Format the data as a numbered list, starting at the first line and ending at the line that contains "headline-line-2: Growth, xyxy=(80,229,364,307)", with any blank lines dropped.

Layout coordinate data:
(begin)
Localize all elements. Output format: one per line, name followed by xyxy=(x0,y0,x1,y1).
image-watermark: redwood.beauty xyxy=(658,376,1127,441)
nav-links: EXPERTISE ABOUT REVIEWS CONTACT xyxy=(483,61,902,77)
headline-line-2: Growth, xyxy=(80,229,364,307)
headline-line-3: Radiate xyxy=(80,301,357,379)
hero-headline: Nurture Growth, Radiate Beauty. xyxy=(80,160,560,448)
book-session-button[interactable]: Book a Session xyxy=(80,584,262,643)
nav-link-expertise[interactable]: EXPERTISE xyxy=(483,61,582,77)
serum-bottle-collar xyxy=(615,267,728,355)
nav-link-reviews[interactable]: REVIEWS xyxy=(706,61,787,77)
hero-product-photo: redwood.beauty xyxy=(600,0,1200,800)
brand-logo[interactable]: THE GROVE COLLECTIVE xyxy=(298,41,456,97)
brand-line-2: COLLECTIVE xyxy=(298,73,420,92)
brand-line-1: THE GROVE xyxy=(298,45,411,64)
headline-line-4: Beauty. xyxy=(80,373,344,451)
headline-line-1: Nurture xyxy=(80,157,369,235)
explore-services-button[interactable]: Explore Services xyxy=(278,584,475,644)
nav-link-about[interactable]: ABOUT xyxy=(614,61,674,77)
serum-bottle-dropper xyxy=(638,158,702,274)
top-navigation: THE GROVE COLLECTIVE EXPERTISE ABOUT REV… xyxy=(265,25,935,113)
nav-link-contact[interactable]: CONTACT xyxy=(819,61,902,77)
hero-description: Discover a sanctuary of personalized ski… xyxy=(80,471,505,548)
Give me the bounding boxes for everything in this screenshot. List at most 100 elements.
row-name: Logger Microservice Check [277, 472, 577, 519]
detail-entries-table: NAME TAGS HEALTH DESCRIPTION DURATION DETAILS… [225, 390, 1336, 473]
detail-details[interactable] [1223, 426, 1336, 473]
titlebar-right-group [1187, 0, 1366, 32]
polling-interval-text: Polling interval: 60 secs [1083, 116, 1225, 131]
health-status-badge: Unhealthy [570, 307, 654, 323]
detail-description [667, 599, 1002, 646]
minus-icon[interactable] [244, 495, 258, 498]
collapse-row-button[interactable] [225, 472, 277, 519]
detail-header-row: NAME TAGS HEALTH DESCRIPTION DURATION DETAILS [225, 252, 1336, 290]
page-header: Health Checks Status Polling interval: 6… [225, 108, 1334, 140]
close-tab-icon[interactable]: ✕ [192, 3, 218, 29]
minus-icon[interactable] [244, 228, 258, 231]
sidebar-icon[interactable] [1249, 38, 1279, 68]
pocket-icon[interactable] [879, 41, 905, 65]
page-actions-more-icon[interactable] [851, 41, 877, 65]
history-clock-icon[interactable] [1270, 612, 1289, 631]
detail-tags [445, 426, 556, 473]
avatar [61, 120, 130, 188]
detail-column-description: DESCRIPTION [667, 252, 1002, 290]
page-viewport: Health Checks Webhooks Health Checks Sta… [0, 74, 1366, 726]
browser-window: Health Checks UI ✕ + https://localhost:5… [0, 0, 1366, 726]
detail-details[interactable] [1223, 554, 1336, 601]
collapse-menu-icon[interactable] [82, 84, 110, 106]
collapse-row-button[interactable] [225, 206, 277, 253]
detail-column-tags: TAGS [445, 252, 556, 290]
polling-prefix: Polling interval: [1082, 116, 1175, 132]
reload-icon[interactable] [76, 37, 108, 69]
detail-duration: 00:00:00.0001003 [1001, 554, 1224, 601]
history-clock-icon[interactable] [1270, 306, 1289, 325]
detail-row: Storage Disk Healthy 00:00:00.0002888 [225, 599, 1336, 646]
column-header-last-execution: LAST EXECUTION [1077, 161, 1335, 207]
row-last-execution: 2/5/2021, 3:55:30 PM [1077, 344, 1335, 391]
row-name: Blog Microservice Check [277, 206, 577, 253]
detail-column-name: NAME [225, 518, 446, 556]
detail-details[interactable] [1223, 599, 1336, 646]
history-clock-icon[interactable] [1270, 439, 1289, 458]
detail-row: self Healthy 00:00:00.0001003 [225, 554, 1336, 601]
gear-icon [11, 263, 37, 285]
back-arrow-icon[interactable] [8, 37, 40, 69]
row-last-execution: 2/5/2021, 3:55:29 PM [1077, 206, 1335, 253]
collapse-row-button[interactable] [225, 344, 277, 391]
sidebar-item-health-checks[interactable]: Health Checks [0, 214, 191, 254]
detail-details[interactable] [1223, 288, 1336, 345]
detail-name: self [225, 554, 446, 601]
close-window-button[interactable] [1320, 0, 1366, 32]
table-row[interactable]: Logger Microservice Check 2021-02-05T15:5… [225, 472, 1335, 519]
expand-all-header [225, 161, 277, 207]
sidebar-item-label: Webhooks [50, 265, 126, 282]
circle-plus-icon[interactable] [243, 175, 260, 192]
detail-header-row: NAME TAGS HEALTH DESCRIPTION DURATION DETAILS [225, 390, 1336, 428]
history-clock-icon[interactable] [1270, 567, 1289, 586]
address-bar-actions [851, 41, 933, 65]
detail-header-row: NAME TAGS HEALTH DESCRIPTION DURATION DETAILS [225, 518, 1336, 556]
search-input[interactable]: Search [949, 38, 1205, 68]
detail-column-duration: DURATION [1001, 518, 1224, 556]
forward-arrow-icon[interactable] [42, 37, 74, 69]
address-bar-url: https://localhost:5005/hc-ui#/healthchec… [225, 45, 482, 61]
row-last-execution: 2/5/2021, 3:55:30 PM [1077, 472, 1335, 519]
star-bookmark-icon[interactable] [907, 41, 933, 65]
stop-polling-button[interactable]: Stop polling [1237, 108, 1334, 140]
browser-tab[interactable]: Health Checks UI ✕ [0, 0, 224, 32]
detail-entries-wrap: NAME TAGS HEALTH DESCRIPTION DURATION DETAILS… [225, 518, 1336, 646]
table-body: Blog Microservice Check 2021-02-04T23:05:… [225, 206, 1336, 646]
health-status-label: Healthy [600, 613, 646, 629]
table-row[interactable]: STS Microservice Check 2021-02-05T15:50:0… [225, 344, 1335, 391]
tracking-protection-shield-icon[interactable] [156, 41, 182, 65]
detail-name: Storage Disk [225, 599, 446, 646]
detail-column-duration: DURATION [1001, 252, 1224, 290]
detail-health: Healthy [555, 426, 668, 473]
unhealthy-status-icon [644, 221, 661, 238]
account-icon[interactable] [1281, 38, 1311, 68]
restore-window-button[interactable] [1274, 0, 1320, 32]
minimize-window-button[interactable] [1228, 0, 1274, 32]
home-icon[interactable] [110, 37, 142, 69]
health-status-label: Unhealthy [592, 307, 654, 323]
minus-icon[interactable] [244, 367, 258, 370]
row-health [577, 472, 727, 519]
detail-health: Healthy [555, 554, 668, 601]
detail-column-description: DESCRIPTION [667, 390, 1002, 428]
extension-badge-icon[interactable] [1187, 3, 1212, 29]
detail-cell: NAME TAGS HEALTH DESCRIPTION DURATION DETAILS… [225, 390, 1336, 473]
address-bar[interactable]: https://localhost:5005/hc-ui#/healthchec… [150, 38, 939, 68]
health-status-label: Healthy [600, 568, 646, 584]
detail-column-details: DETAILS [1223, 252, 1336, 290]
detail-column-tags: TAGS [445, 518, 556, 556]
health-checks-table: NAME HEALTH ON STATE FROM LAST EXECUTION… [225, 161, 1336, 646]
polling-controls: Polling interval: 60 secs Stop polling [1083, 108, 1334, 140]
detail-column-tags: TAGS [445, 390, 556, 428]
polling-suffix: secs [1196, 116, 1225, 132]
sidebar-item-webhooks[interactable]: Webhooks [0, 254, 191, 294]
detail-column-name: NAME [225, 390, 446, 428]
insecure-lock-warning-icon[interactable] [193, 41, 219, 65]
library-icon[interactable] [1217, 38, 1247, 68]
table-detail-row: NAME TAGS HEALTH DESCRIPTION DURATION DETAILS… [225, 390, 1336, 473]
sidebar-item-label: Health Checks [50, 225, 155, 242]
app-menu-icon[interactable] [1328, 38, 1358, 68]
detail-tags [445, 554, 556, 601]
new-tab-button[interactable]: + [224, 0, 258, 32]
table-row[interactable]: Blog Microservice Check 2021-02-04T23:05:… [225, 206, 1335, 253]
(end)
Solution for this task:
1. Localize all elements. Output format: one per line, name followed by xyxy=(x0,y0,x1,y1).
2. image-watermark: redwood.beauty xyxy=(658,376,1127,441)
3. nav-links: EXPERTISE ABOUT REVIEWS CONTACT xyxy=(483,61,902,77)
4. headline-line-2: Growth, xyxy=(80,229,364,307)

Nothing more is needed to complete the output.